> **WHAT IS REQUIRED**: Extract all of the entries and give them again, word for word.

+++ ENTRIES SUPPLIED +++

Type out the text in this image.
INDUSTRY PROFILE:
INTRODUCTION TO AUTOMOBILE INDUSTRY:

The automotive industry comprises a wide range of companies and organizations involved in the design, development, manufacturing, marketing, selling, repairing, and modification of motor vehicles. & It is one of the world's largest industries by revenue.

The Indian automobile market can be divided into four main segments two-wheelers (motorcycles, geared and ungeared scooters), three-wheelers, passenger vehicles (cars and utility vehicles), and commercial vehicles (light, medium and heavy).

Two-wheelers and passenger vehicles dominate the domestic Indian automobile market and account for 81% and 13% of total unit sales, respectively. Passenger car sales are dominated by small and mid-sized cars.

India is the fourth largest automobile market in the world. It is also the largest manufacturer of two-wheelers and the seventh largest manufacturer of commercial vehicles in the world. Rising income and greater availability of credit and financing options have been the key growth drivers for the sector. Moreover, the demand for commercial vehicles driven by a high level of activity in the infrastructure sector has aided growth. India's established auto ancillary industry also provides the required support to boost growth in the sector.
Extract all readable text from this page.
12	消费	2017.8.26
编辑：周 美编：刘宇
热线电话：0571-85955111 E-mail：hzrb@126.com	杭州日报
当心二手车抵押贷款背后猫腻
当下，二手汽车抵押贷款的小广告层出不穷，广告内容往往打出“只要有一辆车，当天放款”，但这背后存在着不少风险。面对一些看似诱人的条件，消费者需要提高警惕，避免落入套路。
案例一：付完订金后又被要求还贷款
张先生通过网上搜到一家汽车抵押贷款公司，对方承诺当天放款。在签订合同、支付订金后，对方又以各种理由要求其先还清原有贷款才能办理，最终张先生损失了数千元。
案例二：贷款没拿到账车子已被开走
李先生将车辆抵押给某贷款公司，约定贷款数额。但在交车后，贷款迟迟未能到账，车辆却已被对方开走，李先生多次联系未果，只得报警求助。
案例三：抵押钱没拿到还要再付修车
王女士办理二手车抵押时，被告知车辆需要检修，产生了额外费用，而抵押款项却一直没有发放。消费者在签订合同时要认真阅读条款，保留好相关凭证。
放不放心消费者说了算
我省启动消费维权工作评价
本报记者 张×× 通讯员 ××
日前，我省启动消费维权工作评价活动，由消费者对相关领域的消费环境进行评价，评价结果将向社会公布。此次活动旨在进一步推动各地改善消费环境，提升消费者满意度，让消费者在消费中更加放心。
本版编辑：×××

+++

> **THE ANSWER**:
Type out the text in this image.
INDUSTRY PROFILE:
INTRODUCTION TO AUTOMOBILE INDUSTRY:

The automotive industry comprises a wide range of companies and organizations involved in the design, development, manufacturing, marketing, selling, repairing, and modification of motor vehicles. & It is one of the world's largest industries by revenue.

The Indian automobile market can be divided into four main segments two-wheelers (motorcycles, geared and ungeared scooters), three-wheelers, passenger vehicles (cars and utility vehicles), and commercial vehicles (light, medium and heavy).

Two-wheelers and passenger vehicles dominate the domestic Indian automobile market and account for 81% and 13% of total unit sales, respectively. Passenger car sales are dominated by small and mid-sized cars.

India is the fourth largest automobile market in the world. It is also the largest manufacturer of two-wheelers and the seventh largest manufacturer of commercial vehicles in the world. Rising income and greater availability of credit and financing options have been the key growth drivers for the sector. Moreover, the demand for commercial vehicles driven by a high level of activity in the infrastructure sector has aided growth. India's established auto ancillary industry also provides the required support to boost growth in the sector.
Extract all readable text from this page.
12	消费	2017.8.26
编辑：周 美编：刘宇
热线电话：0571-85955111 E-mail：hzrb@126.com	杭州日报
当心二手车抵押贷款背后猫腻
当下，二手汽车抵押贷款的小广告层出不穷，广告内容往往打出“只要有一辆车，当天放款”，但这背后存在着不少风险。面对一些看似诱人的条件，消费者需要提高警惕，避免落入套路。
案例一：付完订金后又被要求还贷款
张先生通过网上搜到一家汽车抵押贷款公司，对方承诺当天放款。在签订合同、支付订金后，对方又以各种理由要求其先还清原有贷款才能办理，最终张先生损失了数千元。
案例二：贷款没拿到账车子已被开走
李先生将车辆抵押给某贷款公司，约定贷款数额。但在交车后，贷款迟迟未能到账，车辆却已被对方开走，李先生多次联系未果，只得报警求助。
案例三：抵押钱没拿到还要再付修车
王女士办理二手车抵押时，被告知车辆需要检修，产生了额外费用，而抵押款项却一直没有发放。消费者在签订合同时要认真阅读条款，保留好相关凭证。
放不放心消费者说了算
我省启动消费维权工作评价
本报记者 张×× 通讯员 ××
日前，我省启动消费维权工作评价活动，由消费者对相关领域的消费环境进行评价，评价结果将向社会公布。此次活动旨在进一步推动各地改善消费环境，提升消费者满意度，让消费者在消费中更加放心。
本版编辑：×××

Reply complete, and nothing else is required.